> **Your instructions**:
Gather, from the listing beneath this task, every line holding the string "Antonio".

begin Data for the task

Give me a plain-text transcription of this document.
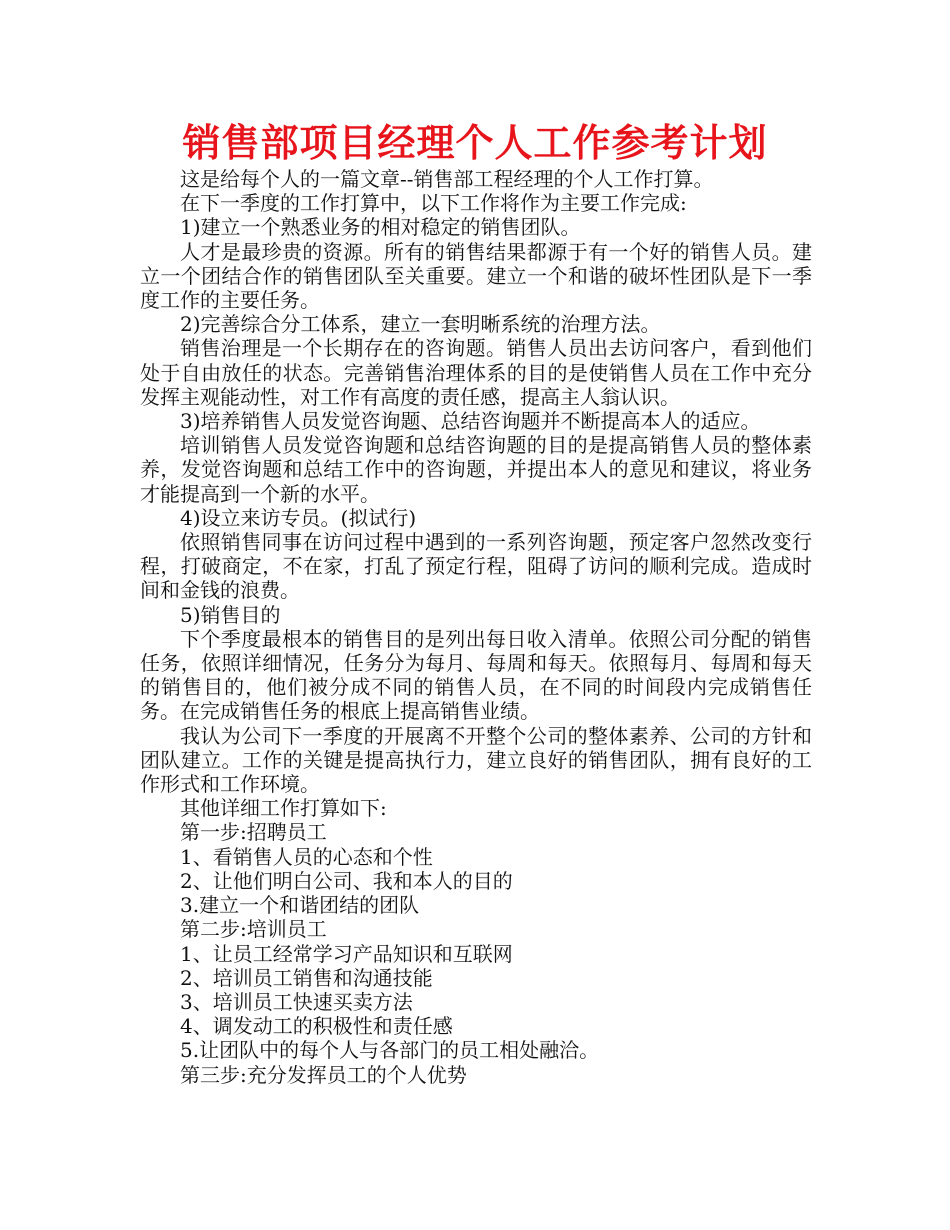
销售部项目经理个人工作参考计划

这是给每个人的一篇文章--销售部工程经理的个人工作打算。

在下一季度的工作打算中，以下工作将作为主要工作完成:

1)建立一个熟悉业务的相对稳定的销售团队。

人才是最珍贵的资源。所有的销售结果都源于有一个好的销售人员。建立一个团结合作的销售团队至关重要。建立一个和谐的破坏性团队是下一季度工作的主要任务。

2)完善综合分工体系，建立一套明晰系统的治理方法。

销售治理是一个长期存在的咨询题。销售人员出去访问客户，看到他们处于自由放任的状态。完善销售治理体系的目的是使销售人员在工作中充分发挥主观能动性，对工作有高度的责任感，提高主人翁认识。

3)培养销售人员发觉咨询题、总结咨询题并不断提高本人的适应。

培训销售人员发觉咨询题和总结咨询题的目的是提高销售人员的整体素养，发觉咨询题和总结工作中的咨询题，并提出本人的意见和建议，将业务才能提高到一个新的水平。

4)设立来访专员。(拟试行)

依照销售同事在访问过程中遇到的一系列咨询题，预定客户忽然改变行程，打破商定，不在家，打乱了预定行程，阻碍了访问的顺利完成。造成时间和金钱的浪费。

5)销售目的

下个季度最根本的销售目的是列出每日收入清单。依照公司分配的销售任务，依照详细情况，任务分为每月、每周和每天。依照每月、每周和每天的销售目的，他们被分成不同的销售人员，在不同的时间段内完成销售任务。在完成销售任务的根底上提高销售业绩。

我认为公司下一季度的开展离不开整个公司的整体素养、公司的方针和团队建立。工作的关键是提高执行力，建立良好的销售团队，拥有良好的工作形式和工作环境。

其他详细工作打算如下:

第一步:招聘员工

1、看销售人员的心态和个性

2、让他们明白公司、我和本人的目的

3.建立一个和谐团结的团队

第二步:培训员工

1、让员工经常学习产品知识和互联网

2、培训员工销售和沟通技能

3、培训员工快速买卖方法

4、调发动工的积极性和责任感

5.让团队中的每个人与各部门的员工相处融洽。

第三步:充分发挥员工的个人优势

end Data for the task
begin Data for the task

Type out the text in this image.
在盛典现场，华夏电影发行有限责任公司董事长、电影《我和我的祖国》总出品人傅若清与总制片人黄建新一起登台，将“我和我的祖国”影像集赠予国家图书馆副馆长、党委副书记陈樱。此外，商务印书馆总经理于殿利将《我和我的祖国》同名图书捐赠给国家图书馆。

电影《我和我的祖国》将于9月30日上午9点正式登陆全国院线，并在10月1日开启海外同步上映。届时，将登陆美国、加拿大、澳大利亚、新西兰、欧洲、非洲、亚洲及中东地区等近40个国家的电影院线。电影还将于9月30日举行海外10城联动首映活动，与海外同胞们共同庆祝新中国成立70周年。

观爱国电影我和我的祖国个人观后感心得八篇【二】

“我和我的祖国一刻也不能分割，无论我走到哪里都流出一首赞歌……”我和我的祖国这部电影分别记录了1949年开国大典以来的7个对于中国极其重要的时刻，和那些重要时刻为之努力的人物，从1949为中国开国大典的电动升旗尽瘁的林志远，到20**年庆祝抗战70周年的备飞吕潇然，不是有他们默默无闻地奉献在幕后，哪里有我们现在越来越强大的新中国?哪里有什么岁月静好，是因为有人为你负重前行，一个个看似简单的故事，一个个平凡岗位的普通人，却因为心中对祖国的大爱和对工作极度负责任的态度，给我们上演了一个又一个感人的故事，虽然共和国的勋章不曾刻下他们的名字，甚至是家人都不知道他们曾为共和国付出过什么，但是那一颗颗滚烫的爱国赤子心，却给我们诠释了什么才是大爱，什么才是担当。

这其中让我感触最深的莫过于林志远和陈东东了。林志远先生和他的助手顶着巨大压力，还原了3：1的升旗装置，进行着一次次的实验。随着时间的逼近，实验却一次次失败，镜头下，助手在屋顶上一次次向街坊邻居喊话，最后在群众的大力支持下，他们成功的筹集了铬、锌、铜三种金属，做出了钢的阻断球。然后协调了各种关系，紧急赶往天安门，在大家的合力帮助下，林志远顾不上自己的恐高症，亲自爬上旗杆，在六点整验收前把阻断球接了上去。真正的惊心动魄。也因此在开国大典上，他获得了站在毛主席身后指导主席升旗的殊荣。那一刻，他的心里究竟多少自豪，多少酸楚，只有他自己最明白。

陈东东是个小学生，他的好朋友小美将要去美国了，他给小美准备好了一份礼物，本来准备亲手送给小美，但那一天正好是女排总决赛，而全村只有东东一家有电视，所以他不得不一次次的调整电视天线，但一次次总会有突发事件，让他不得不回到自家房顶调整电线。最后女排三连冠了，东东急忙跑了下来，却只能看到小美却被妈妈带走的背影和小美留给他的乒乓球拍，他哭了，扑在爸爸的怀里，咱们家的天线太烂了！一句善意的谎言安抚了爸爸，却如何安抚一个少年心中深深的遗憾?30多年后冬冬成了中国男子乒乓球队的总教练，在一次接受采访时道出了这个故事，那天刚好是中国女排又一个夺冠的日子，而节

end Data for the task
begin Data for the task

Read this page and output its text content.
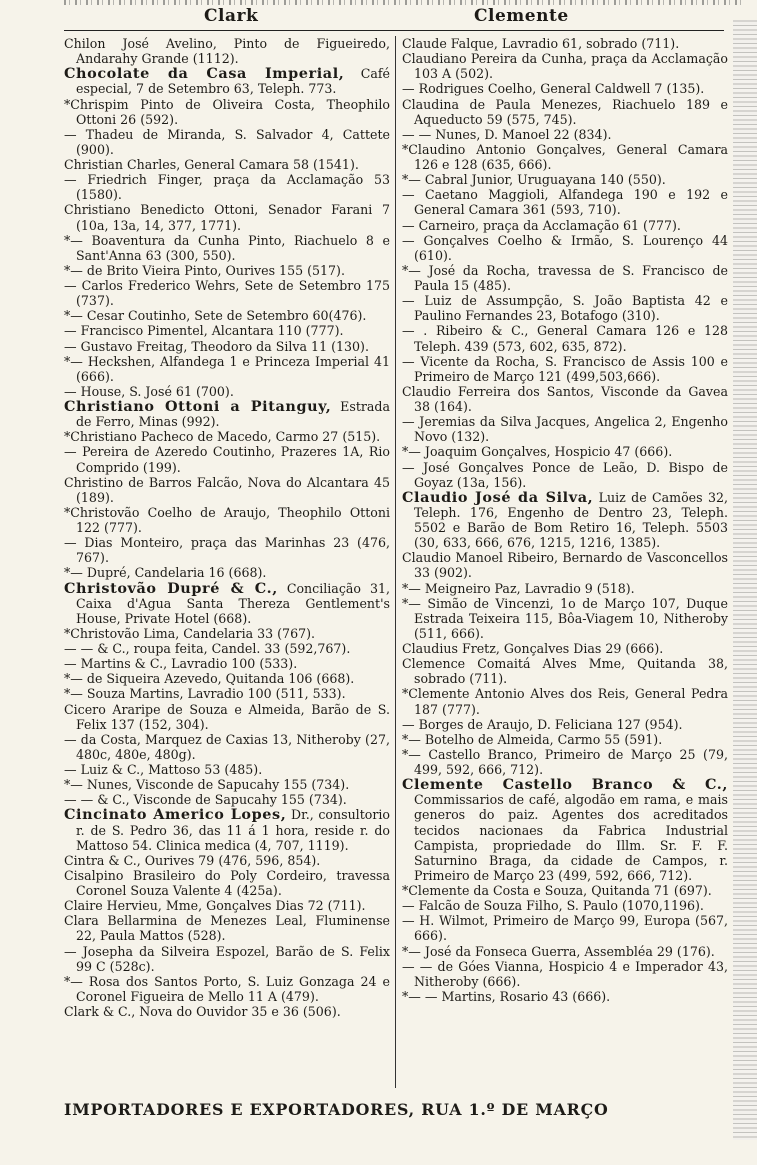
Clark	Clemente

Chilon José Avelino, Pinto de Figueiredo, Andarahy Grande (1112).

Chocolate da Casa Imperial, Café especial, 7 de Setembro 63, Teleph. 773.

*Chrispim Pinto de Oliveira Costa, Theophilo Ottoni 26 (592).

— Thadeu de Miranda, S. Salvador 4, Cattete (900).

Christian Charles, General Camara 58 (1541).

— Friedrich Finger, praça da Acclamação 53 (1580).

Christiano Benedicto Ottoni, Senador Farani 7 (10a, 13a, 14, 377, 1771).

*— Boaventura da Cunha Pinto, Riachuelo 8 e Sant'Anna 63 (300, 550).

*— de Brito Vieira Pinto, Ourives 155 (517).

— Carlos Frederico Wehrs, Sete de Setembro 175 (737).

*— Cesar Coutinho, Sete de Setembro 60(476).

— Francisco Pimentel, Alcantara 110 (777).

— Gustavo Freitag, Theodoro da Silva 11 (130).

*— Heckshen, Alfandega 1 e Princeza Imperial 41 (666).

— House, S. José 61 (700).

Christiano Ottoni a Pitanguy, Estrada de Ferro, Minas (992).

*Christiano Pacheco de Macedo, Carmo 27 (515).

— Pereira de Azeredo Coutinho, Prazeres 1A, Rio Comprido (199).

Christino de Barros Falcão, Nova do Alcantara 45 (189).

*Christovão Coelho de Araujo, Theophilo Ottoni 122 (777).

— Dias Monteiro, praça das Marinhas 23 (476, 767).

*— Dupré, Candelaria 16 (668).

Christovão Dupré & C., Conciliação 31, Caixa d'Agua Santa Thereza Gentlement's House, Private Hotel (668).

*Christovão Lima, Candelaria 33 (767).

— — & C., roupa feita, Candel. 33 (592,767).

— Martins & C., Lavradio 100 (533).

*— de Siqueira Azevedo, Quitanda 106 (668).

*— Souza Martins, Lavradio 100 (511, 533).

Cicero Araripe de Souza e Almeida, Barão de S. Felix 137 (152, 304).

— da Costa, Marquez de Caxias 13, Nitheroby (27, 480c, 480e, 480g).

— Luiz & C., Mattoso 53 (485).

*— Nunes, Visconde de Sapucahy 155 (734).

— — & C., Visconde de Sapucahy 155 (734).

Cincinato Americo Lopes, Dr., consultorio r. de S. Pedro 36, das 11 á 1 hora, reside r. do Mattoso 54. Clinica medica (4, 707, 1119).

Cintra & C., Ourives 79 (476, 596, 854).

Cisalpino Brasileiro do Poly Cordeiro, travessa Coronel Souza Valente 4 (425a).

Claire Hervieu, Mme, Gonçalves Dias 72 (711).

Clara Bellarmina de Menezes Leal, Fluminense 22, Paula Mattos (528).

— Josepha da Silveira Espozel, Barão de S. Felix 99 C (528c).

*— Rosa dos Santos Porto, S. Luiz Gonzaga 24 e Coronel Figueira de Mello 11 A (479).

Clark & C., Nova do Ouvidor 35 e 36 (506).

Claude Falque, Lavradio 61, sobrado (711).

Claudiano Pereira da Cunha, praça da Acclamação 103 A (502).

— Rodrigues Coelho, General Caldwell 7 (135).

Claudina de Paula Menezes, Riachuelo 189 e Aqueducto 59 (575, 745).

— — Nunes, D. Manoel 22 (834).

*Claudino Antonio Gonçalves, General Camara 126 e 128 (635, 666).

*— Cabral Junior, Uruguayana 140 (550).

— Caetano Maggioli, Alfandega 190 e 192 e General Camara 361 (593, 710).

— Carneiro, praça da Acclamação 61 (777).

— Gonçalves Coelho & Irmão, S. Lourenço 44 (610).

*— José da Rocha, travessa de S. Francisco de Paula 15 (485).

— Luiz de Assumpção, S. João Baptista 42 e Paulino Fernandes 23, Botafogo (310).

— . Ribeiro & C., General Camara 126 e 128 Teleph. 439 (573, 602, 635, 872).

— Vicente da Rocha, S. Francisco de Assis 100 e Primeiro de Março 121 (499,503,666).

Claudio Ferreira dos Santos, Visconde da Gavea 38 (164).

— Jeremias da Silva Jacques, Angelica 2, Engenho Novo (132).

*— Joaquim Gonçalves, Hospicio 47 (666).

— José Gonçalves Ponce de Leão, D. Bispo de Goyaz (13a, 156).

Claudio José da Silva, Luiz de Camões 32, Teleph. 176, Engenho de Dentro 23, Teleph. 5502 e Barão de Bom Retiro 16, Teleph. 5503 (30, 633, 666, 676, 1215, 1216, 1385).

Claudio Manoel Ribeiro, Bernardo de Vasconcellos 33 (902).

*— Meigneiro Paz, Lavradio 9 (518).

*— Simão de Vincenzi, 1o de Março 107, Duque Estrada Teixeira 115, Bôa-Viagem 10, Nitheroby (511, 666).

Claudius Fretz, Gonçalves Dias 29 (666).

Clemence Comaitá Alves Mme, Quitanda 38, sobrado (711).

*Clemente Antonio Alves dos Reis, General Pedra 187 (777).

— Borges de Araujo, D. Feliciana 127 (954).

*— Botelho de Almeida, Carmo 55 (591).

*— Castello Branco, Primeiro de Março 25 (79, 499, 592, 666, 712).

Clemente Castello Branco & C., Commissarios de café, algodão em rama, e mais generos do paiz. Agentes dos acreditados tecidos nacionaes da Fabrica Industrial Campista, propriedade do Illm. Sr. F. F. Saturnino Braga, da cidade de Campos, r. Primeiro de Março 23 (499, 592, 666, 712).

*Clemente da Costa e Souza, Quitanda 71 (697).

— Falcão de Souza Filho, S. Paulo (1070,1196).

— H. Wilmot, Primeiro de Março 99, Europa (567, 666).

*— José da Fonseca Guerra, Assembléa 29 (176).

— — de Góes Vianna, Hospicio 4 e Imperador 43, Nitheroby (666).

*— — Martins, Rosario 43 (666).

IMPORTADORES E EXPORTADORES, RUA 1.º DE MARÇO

end Data for the task

> **Output below**:
*Claudino Antonio Gonçalves, General Camara 126 e 128 (635, 666).
*Clemente Antonio Alves dos Reis, General Pedra 187 (777).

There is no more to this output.